*Provided material*:
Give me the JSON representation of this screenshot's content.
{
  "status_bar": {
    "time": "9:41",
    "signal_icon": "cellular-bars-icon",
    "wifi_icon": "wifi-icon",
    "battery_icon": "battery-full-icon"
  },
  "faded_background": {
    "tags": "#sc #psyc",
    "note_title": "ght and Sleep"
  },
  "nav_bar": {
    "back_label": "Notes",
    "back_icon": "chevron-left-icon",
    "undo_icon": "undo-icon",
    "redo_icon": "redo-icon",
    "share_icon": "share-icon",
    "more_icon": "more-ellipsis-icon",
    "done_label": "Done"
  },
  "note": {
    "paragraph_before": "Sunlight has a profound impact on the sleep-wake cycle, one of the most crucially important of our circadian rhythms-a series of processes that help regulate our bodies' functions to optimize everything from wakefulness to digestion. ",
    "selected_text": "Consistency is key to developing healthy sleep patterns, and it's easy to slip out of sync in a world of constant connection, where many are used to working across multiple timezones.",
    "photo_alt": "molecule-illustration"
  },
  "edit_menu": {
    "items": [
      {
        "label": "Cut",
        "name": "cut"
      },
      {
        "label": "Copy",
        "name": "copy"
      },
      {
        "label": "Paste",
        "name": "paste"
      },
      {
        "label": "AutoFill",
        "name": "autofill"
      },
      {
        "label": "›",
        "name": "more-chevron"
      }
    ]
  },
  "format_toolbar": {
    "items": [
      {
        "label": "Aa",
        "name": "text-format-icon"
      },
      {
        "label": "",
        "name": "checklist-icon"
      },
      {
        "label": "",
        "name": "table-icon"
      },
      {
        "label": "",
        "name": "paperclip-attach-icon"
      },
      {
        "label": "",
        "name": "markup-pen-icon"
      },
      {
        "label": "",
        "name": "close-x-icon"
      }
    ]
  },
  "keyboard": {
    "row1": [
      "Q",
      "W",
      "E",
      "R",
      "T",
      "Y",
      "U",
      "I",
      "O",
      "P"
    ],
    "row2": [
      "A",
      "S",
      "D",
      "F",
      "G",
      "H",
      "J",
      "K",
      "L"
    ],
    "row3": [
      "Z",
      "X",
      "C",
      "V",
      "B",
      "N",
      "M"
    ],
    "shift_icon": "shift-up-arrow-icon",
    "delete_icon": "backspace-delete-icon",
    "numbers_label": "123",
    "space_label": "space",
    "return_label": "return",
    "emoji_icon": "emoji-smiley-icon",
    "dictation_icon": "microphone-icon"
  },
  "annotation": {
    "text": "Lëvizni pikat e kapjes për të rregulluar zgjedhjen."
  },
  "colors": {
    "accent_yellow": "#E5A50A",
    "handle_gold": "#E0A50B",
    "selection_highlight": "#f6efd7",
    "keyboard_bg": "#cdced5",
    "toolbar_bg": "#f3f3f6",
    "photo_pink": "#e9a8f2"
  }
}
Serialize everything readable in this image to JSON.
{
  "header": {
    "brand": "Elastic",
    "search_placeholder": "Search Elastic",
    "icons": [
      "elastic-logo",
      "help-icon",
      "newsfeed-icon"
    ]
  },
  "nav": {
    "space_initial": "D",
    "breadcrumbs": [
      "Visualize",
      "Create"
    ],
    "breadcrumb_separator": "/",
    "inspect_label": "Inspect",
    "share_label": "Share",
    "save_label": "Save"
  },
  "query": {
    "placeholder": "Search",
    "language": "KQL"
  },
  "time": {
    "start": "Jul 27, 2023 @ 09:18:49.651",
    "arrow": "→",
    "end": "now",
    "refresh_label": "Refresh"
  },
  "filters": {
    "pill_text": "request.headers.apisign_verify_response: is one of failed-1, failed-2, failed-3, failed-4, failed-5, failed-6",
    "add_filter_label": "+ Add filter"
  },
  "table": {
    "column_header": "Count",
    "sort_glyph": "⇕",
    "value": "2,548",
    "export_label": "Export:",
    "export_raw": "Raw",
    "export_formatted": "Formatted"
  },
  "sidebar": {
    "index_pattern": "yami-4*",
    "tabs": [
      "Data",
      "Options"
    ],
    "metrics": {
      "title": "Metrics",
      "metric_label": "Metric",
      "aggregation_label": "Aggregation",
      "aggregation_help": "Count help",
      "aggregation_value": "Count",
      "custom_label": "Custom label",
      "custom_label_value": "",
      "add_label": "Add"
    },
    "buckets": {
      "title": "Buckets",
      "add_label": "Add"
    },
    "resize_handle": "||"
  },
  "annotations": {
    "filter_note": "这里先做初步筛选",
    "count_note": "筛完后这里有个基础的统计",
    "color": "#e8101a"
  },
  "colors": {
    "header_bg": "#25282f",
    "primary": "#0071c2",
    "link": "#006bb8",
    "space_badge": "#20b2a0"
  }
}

*Problem statement*:
Please restate the whole listing word for word.

*Task solution*:
Give me the JSON representation of this screenshot's content.
{
  "status_bar": {
    "time": "9:41",
    "signal_icon": "cellular-bars-icon",
    "wifi_icon": "wifi-icon",
    "battery_icon": "battery-full-icon"
  },
  "faded_background": {
    "tags": "#sc #psyc",
    "note_title": "ght and Sleep"
  },
  "nav_bar": {
    "back_label": "Notes",
    "back_icon": "chevron-left-icon",
    "undo_icon": "undo-icon",
    "redo_icon": "redo-icon",
    "share_icon": "share-icon",
    "more_icon": "more-ellipsis-icon",
    "done_label": "Done"
  },
  "note": {
    "paragraph_before": "Sunlight has a profound impact on the sleep-wake cycle, one of the most crucially important of our circadian rhythms-a series of processes that help regulate our bodies' functions to optimize everything from wakefulness to digestion. ",
    "selected_text": "Consistency is key to developing healthy sleep patterns, and it's easy to slip out of sync in a world of constant connection, where many are used to working across multiple timezones.",
    "photo_alt": "molecule-illustration"
  },
  "edit_menu": {
    "items": [
      {
        "label": "Cut",
        "name": "cut"
      },
      {
        "label": "Copy",
        "name": "copy"
      },
      {
        "label": "Paste",
        "name": "paste"
      },
      {
        "label": "AutoFill",
        "name": "autofill"
      },
      {
        "label": "›",
        "name": "more-chevron"
      }
    ]
  },
  "format_toolbar": {
    "items": [
      {
        "label": "Aa",
        "name": "text-format-icon"
      },
      {
        "label": "",
        "name": "checklist-icon"
      },
      {
        "label": "",
        "name": "table-icon"
      },
      {
        "label": "",
        "name": "paperclip-attach-icon"
      },
      {
        "label": "",
        "name": "markup-pen-icon"
      },
      {
        "label": "",
        "name": "close-x-icon"
      }
    ]
  },
  "keyboard": {
    "row1": [
      "Q",
      "W",
      "E",
      "R",
      "T",
      "Y",
      "U",
      "I",
      "O",
      "P"
    ],
    "row2": [
      "A",
      "S",
      "D",
      "F",
      "G",
      "H",
      "J",
      "K",
      "L"
    ],
    "row3": [
      "Z",
      "X",
      "C",
      "V",
      "B",
      "N",
      "M"
    ],
    "shift_icon": "shift-up-arrow-icon",
    "delete_icon": "backspace-delete-icon",
    "numbers_label": "123",
    "space_label": "space",
    "return_label": "return",
    "emoji_icon": "emoji-smiley-icon",
    "dictation_icon": "microphone-icon"
  },
  "annotation": {
    "text": "Lëvizni pikat e kapjes për të rregulluar zgjedhjen."
  },
  "colors": {
    "accent_yellow": "#E5A50A",
    "handle_gold": "#E0A50B",
    "selection_highlight": "#f6efd7",
    "keyboard_bg": "#cdced5",
    "toolbar_bg": "#f3f3f6",
    "photo_pink": "#e9a8f2"
  }
}
Serialize everything readable in this image to JSON.
{
  "header": {
    "brand": "Elastic",
    "search_placeholder": "Search Elastic",
    "icons": [
      "elastic-logo",
      "help-icon",
      "newsfeed-icon"
    ]
  },
  "nav": {
    "space_initial": "D",
    "breadcrumbs": [
      "Visualize",
      "Create"
    ],
    "breadcrumb_separator": "/",
    "inspect_label": "Inspect",
    "share_label": "Share",
    "save_label": "Save"
  },
  "query": {
    "placeholder": "Search",
    "language": "KQL"
  },
  "time": {
    "start": "Jul 27, 2023 @ 09:18:49.651",
    "arrow": "→",
    "end": "now",
    "refresh_label": "Refresh"
  },
  "filters": {
    "pill_text": "request.headers.apisign_verify_response: is one of failed-1, failed-2, failed-3, failed-4, failed-5, failed-6",
    "add_filter_label": "+ Add filter"
  },
  "table": {
    "column_header": "Count",
    "sort_glyph": "⇕",
    "value": "2,548",
    "export_label": "Export:",
    "export_raw": "Raw",
    "export_formatted": "Formatted"
  },
  "sidebar": {
    "index_pattern": "yami-4*",
    "tabs": [
      "Data",
      "Options"
    ],
    "metrics": {
      "title": "Metrics",
      "metric_label": "Metric",
      "aggregation_label": "Aggregation",
      "aggregation_help": "Count help",
      "aggregation_value": "Count",
      "custom_label": "Custom label",
      "custom_label_value": "",
      "add_label": "Add"
    },
    "buckets": {
      "title": "Buckets",
      "add_label": "Add"
    },
    "resize_handle": "||"
  },
  "annotations": {
    "filter_note": "这里先做初步筛选",
    "count_note": "筛完后这里有个基础的统计",
    "color": "#e8101a"
  },
  "colors": {
    "header_bg": "#25282f",
    "primary": "#0071c2",
    "link": "#006bb8",
    "space_badge": "#20b2a0"
  }
}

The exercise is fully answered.